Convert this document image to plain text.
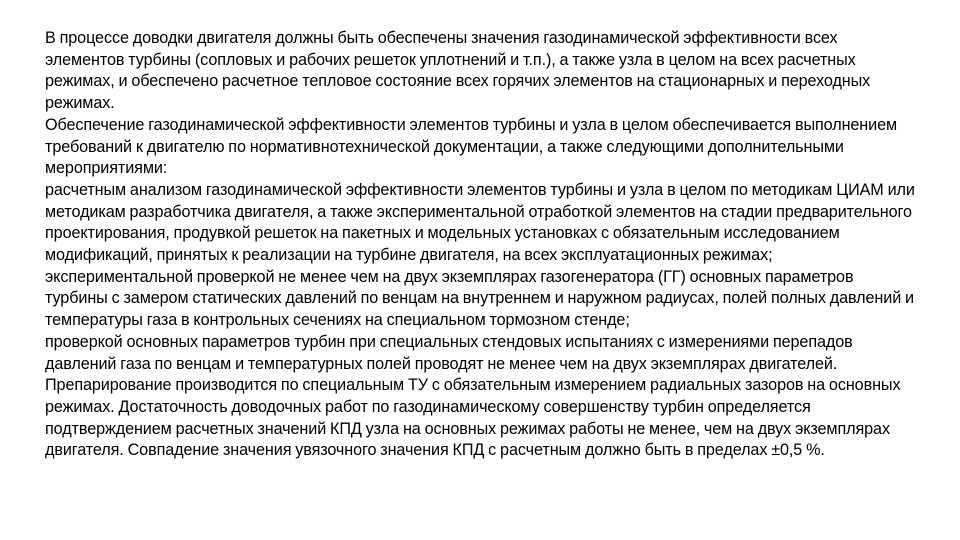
В процессе доводки двигателя должны быть обеспечены значения газодинамической эффективности всех элементов турбины (сопловых и рабочих решеток уплотнений и т.п.), а также узла в целом на всех расчетных режимах, и обеспечено расчетное тепловое состояние всех горячих элементов на стационарных и переходных режимах.

Обеспечение газодинамической эффективности элементов турбины и узла в целом обеспечивается выполнением требований к двигателю по нормативнотехнической документации, а также следующими дополнительными мероприятиями:

расчетным анализом газодинамической эффективности элементов турбины и узла в целом по методикам ЦИАМ или методикам разработчика двигателя, а также экспериментальной отработкой элементов на стадии предварительного проектирования, продувкой решеток на пакетных и модельных установках с обязательным исследованием модификаций, принятых к реализации на турбине двигателя, на всех эксплуатационных режимах; экспериментальной проверкой не менее чем на двух экземплярах газогенератора (ГГ) основных параметров турбины с замером статических давлений по венцам на внутреннем и наружном радиусах, полей полных давлений и температуры газа в контрольных сечениях на специальном тормозном стенде;

проверкой основных параметров турбин при специальных стендовых испытаниях с измерениями перепадов давлений газа по венцам и температурных полей проводят не менее чем на двух экземплярах двигателей.

Препарирование производится по специальным ТУ с обязательным измерением радиальных зазоров на основных режимах. Достаточность доводочных работ по газодинамическому совершенству турбин определяется подтверждением расчетных значений КПД узла на основных режимах работы не менее, чем на двух экземплярах двигателя. Совпадение значения увязочного значения КПД с расчетным должно быть в пределах ±0,5 %.
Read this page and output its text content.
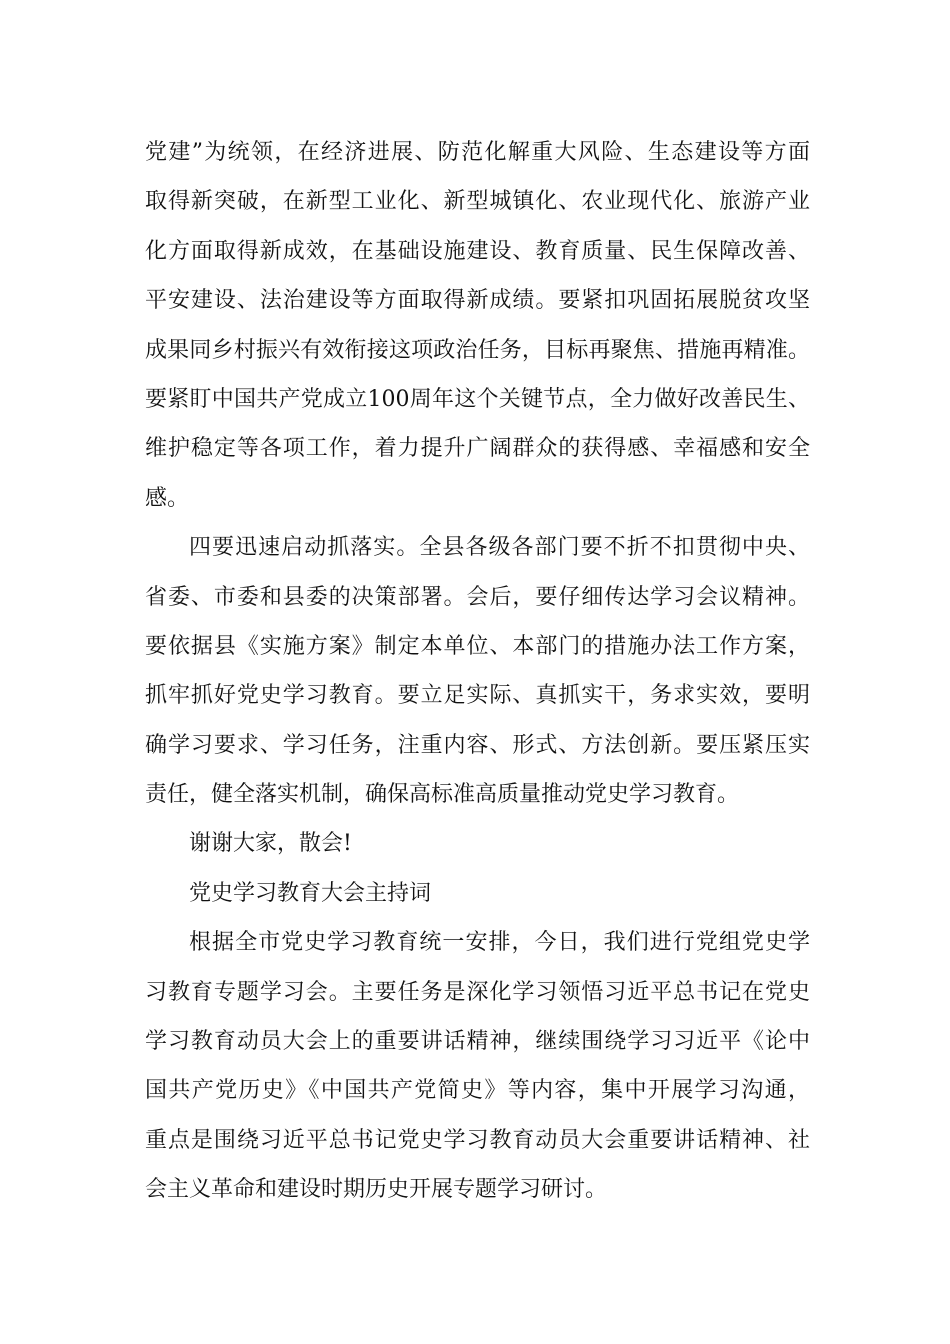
党建”为统领，在经济进展、防范化解重大风险、生态建设等方面
取得新突破，在新型工业化、新型城镇化、农业现代化、旅游产业
化方面取得新成效，在基础设施建设、教育质量、民生保障改善、
平安建设、法治建设等方面取得新成绩。要紧扣巩固拓展脱贫攻坚
成果同乡村振兴有效衔接这项政治任务，目标再聚焦、措施再精准。
要紧盯中国共产党成立100周年这个关键节点，全力做好改善民生、
维护稳定等各项工作，着力提升广阔群众的获得感、幸福感和安全
感。
四要迅速启动抓落实。全县各级各部门要不折不扣贯彻中央、
省委、市委和县委的决策部署。会后，要仔细传达学习会议精神。
要依据县《实施方案》制定本单位、本部门的措施办法工作方案，
抓牢抓好党史学习教育。要立足实际、真抓实干，务求实效，要明
确学习要求、学习任务，注重内容、形式、方法创新。要压紧压实
责任，健全落实机制，确保高标准高质量推动党史学习教育。
谢谢大家，散会!
党史学习教育大会主持词
根据全市党史学习教育统一安排，今日，我们进行党组党史学
习教育专题学习会。主要任务是深化学习领悟习近平总书记在党史
学习教育动员大会上的重要讲话精神，继续围绕学习习近平《论中
国共产党历史》《中国共产党简史》等内容，集中开展学习沟通，
重点是围绕习近平总书记党史学习教育动员大会重要讲话精神、社
会主义革命和建设时期历史开展专题学习研讨。
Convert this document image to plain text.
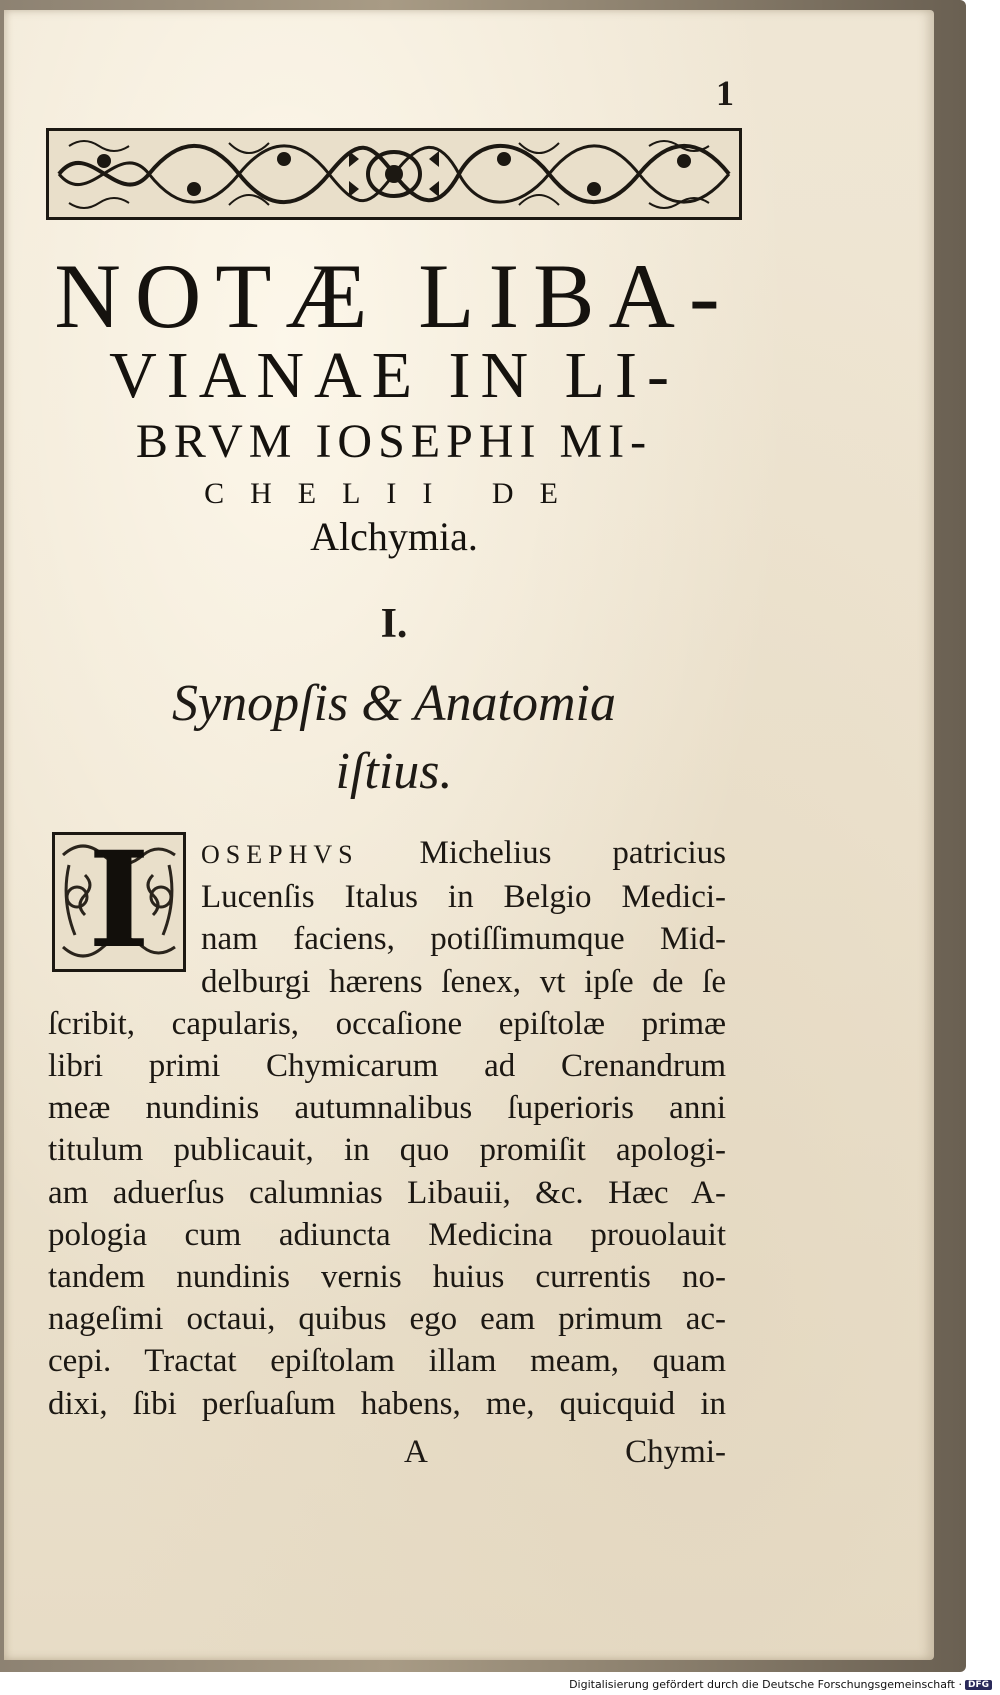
1
NOTÆ LIBA-
VIANAE IN LI-
BRVM IOSEPHI MI-
CHELII DE
Alchymia.
I.
Synopſis & Anatomia
iſtius.
OSEPHVS Michelius patricius
Lucenſis Italus in Belgio Medici-
nam faciens, potiſſimumque Mid-
delburgi hærens ſenex, vt ipſe de ſe
ſcribit, capularis, occaſione epiſtolæ primæ
libri primi Chymicarum ad Crenandrum
meæ nundinis autumnalibus ſuperioris anni
titulum publicauit, in quo promiſit apologi-
am aduerſus calumnias Libauii, &c. Hæc A-
pologia cum adiuncta Medicina prouolauit
tandem nundinis vernis huius currentis no-
nageſimi octaui, quibus ego eam primum ac-
cepi. Tractat epiſtolam illam meam, quam
dixi, ſibi perſuaſum habens, me, quicquid in
I
A	Chymi-
Digitalisierung gefördert durch die Deutsche Forschungsgemeinschaft · DFG
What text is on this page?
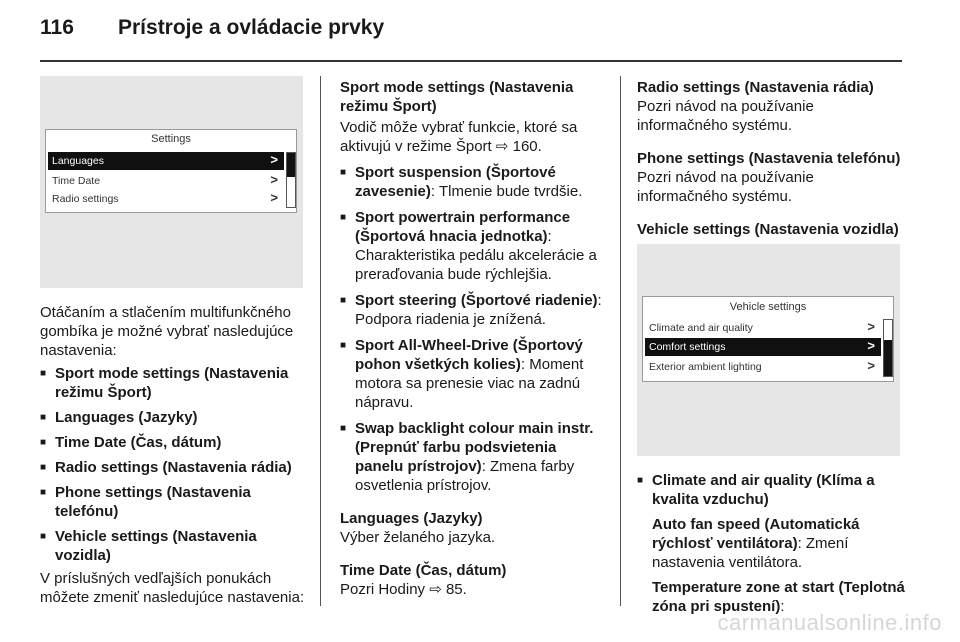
116 Prístroje a ovládacie prvky
Settings
Languages	>
Time Date	>
Radio settings	>

Otáčaním a stlačením multifunkčného gombíka je možné vybrať nasledujúce nastavenia:

■ Sport mode settings (Nastavenia režimu Šport)

■ Languages (Jazyky)

■ Time Date (Čas, dátum)

■ Radio settings (Nastavenia rádia)

■ Phone settings (Nastavenia telefónu)

■ Vehicle settings (Nastavenia vozidla)

V príslušných vedľajších ponukách môžete zmeniť nasledujúce nastavenia:

Sport mode settings (Nastavenia režimu Šport)

Vodič môže vybrať funkcie, ktoré sa aktivujú v režime Šport ⇨ 160.

■ Sport suspension (Športové zavesenie): Tlmenie bude tvrdšie.

■ Sport powertrain performance (Športová hnacia jednotka): Charakteristika pedálu akcelerácie a preraďovania bude rýchlejšia.

■ Sport steering (Športové riadenie): Podpora riadenia je znížená.

■ Sport All-Wheel-Drive (Športový pohon všetkých kolies): Moment motora sa prenesie viac na zadnú nápravu.

■ Swap backlight colour main instr. (Prepnúť farbu podsvietenia panelu prístrojov): Zmena farby osvetlenia prístrojov.

Languages (Jazyky)

Výber želaného jazyka.

Time Date (Čas, dátum)

Pozri Hodiny ⇨ 85.

Radio settings (Nastavenia rádia)

Pozri návod na používanie informačného systému.

Phone settings (Nastavenia telefónu)

Pozri návod na používanie informačného systému.

Vehicle settings (Nastavenia vozidla)

Vehicle settings
Climate and air quality	>
Comfort settings	>
Exterior ambient lighting	>

■ Climate and air quality (Klíma a kvalita vzduchu)

Auto fan speed (Automatická rýchlosť ventilátora): Zmení nastavenia ventilátora.

Temperature zone at start (Teplotná zóna pri spustení):

carmanualsonline.info
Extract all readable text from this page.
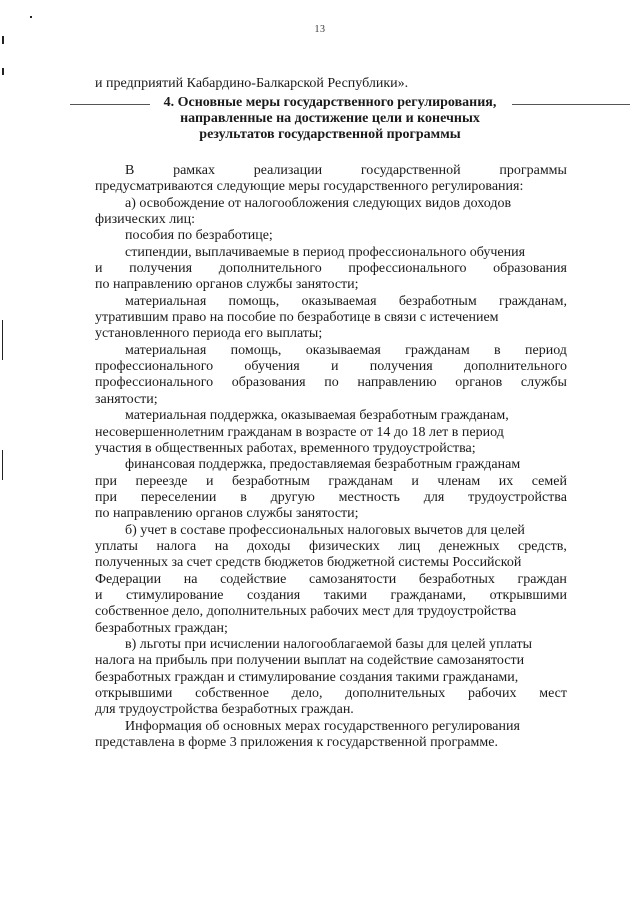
13
и предприятий Кабардино-Балкарской Республики».
4. Основные меры государственного регулирования,
направленные на достижение цели и конечных
результатов государственной программы
В	рамках	реализации	государственной	программы
предусматриваются следующие меры государственного регулирования:
а) освобождение от налогообложения следующих видов доходов
физических лиц:
пособия по безработице;
стипендии, выплачиваемые в период профессионального обучения
и получения дополнительного профессионального образования
по направлению органов службы занятости;
материальная помощь, оказываемая безработным гражданам,
утратившим право на пособие по безработице в связи с истечением
установленного периода его выплаты;
материальная помощь, оказываемая гражданам в период
профессионального обучения и получения дополнительного
профессионального образования по направлению органов службы
занятости;
материальная поддержка, оказываемая безработным гражданам,
несовершеннолетним гражданам в возрасте от 14 до 18 лет в период
участия в общественных работах, временного трудоустройства;
финансовая поддержка, предоставляемая безработным гражданам
при переезде и безработным гражданам и членам их семей
при переселении в другую местность для трудоустройства
по направлению органов службы занятости;
б) учет в составе профессиональных налоговых вычетов для целей
уплаты налога на доходы физических лиц денежных средств,
полученных за счет средств бюджетов бюджетной системы Российской
Федерации на содействие самозанятости безработных граждан
и стимулирование создания такими гражданами, открывшими
собственное дело, дополнительных рабочих мест для трудоустройства
безработных граждан;
в) льготы при исчислении налогооблагаемой базы для целей уплаты
налога на прибыль при получении выплат на содействие самозанятости
безработных граждан и стимулирование создания такими гражданами,
открывшими собственное дело, дополнительных рабочих мест
для трудоустройства безработных граждан.
Информация об основных мерах государственного регулирования
представлена в форме 3 приложения к государственной программе.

__________

Repeat the material exactly as it reads, without any of its pictures.

Convert this document image to plain text.
В процессе доводки двигателя должны быть обеспечены значения газодинамической эффективности всех элементов турбины (сопловых и рабочих решеток уплотнений и т.п.), а также узла в целом на всех расчетных режимах, и обеспечено расчетное тепловое состояние всех горячих элементов на стационарных и переходных режимах.

Обеспечение газодинамической эффективности элементов турбины и узла в целом обеспечивается выполнением требований к двигателю по нормативнотехнической документации, а также следующими дополнительными мероприятиями:

расчетным анализом газодинамической эффективности элементов турбины и узла в целом по методикам ЦИАМ или методикам разработчика двигателя, а также экспериментальной отработкой элементов на стадии предварительного проектирования, продувкой решеток на пакетных и модельных установках с обязательным исследованием модификаций, принятых к реализации на турбине двигателя, на всех эксплуатационных режимах; экспериментальной проверкой не менее чем на двух экземплярах газогенератора (ГГ) основных параметров турбины с замером статических давлений по венцам на внутреннем и наружном радиусах, полей полных давлений и температуры газа в контрольных сечениях на специальном тормозном стенде;

проверкой основных параметров турбин при специальных стендовых испытаниях с измерениями перепадов давлений газа по венцам и температурных полей проводят не менее чем на двух экземплярах двигателей.

Препарирование производится по специальным ТУ с обязательным измерением радиальных зазоров на основных режимах. Достаточность доводочных работ по газодинамическому совершенству турбин определяется подтверждением расчетных значений КПД узла на основных режимах работы не менее, чем на двух экземплярах двигателя. Совпадение значения увязочного значения КПД с расчетным должно быть в пределах ±0,5 %.
Read this page and output its text content.
党建”为统领，在经济进展、防范化解重大风险、生态建设等方面
取得新突破，在新型工业化、新型城镇化、农业现代化、旅游产业
化方面取得新成效，在基础设施建设、教育质量、民生保障改善、
平安建设、法治建设等方面取得新成绩。要紧扣巩固拓展脱贫攻坚
成果同乡村振兴有效衔接这项政治任务，目标再聚焦、措施再精准。
要紧盯中国共产党成立100周年这个关键节点，全力做好改善民生、
维护稳定等各项工作，着力提升广阔群众的获得感、幸福感和安全
感。
四要迅速启动抓落实。全县各级各部门要不折不扣贯彻中央、
省委、市委和县委的决策部署。会后，要仔细传达学习会议精神。
要依据县《实施方案》制定本单位、本部门的措施办法工作方案，
抓牢抓好党史学习教育。要立足实际、真抓实干，务求实效，要明
确学习要求、学习任务，注重内容、形式、方法创新。要压紧压实
责任，健全落实机制，确保高标准高质量推动党史学习教育。
谢谢大家，散会!
党史学习教育大会主持词
根据全市党史学习教育统一安排，今日，我们进行党组党史学
习教育专题学习会。主要任务是深化学习领悟习近平总书记在党史
学习教育动员大会上的重要讲话精神，继续围绕学习习近平《论中
国共产党历史》《中国共产党简史》等内容，集中开展学习沟通，
重点是围绕习近平总书记党史学习教育动员大会重要讲话精神、社
会主义革命和建设时期历史开展专题学习研讨。
Convert this document image to plain text.
1
NOTÆ LIBA-
VIANAE IN LI-
BRVM IOSEPHI MI-
CHELII DE
Alchymia.
I.
Synopſis & Anatomia
iſtius.
OSEPHVS Michelius patricius
Lucenſis Italus in Belgio Medici-
nam faciens, potiſſimumque Mid-
delburgi hærens ſenex, vt ipſe de ſe
ſcribit, capularis, occaſione epiſtolæ primæ
libri primi Chymicarum ad Crenandrum
meæ nundinis autumnalibus ſuperioris anni
titulum publicauit, in quo promiſit apologi-
am aduerſus calumnias Libauii, &c. Hæc A-
pologia cum adiuncta Medicina prouolauit
tandem nundinis vernis huius currentis no-
nageſimi octaui, quibus ego eam primum ac-
cepi. Tractat epiſtolam illam meam, quam
dixi, ſibi perſuaſum habens, me, quicquid in
I
A	Chymi-
Digitalisierung gefördert durch die Deutsche Forschungsgemeinschaft · DFG
What text is on this page?
116 Prístroje a ovládacie prvky
Settings
Languages	>
Time Date	>
Radio settings	>

Otáčaním a stlačením multifunkčného gombíka je možné vybrať nasledujúce nastavenia:

■ Sport mode settings (Nastavenia režimu Šport)

■ Languages (Jazyky)

■ Time Date (Čas, dátum)

■ Radio settings (Nastavenia rádia)

■ Phone settings (Nastavenia telefónu)

■ Vehicle settings (Nastavenia vozidla)

V príslušných vedľajších ponukách môžete zmeniť nasledujúce nastavenia:

Sport mode settings (Nastavenia režimu Šport)

Vodič môže vybrať funkcie, ktoré sa aktivujú v režime Šport ⇨ 160.

■ Sport suspension (Športové zavesenie): Tlmenie bude tvrdšie.

■ Sport powertrain performance (Športová hnacia jednotka): Charakteristika pedálu akcelerácie a preraďovania bude rýchlejšia.

■ Sport steering (Športové riadenie): Podpora riadenia je znížená.

■ Sport All-Wheel-Drive (Športový pohon všetkých kolies): Moment motora sa prenesie viac na zadnú nápravu.

■ Swap backlight colour main instr. (Prepnúť farbu podsvietenia panelu prístrojov): Zmena farby osvetlenia prístrojov.

Languages (Jazyky)

Výber želaného jazyka.

Time Date (Čas, dátum)

Pozri Hodiny ⇨ 85.

Radio settings (Nastavenia rádia)

Pozri návod na používanie informačného systému.

Phone settings (Nastavenia telefónu)

Pozri návod na používanie informačného systému.

Vehicle settings (Nastavenia vozidla)

Vehicle settings
Climate and air quality	>
Comfort settings	>
Exterior ambient lighting	>

■ Climate and air quality (Klíma a kvalita vzduchu)

Auto fan speed (Automatická rýchlosť ventilátora): Zmení nastavenia ventilátora.

Temperature zone at start (Teplotná zóna pri spustení):

carmanualsonline.info
Extract all readable text from this page.
13
и предприятий Кабардино-Балкарской Республики».
4. Основные меры государственного регулирования,
направленные на достижение цели и конечных
результатов государственной программы
В	рамках	реализации	государственной	программы
предусматриваются следующие меры государственного регулирования:
а) освобождение от налогообложения следующих видов доходов
физических лиц:
пособия по безработице;
стипендии, выплачиваемые в период профессионального обучения
и получения дополнительного профессионального образования
по направлению органов службы занятости;
материальная помощь, оказываемая безработным гражданам,
утратившим право на пособие по безработице в связи с истечением
установленного периода его выплаты;
материальная помощь, оказываемая гражданам в период
профессионального обучения и получения дополнительного
профессионального образования по направлению органов службы
занятости;
материальная поддержка, оказываемая безработным гражданам,
несовершеннолетним гражданам в возрасте от 14 до 18 лет в период
участия в общественных работах, временного трудоустройства;
финансовая поддержка, предоставляемая безработным гражданам
при переезде и безработным гражданам и членам их семей
при переселении в другую местность для трудоустройства
по направлению органов службы занятости;
б) учет в составе профессиональных налоговых вычетов для целей
уплаты налога на доходы физических лиц денежных средств,
полученных за счет средств бюджетов бюджетной системы Российской
Федерации на содействие самозанятости безработных граждан
и стимулирование создания такими гражданами, открывшими
собственное дело, дополнительных рабочих мест для трудоустройства
безработных граждан;
в) льготы при исчислении налогооблагаемой базы для целей уплаты
налога на прибыль при получении выплат на содействие самозанятости
безработных граждан и стимулирование создания такими гражданами,
открывшими собственное дело, дополнительных рабочих мест
для трудоустройства безработных граждан.
Информация об основных мерах государственного регулирования
представлена в форме 3 приложения к государственной программе.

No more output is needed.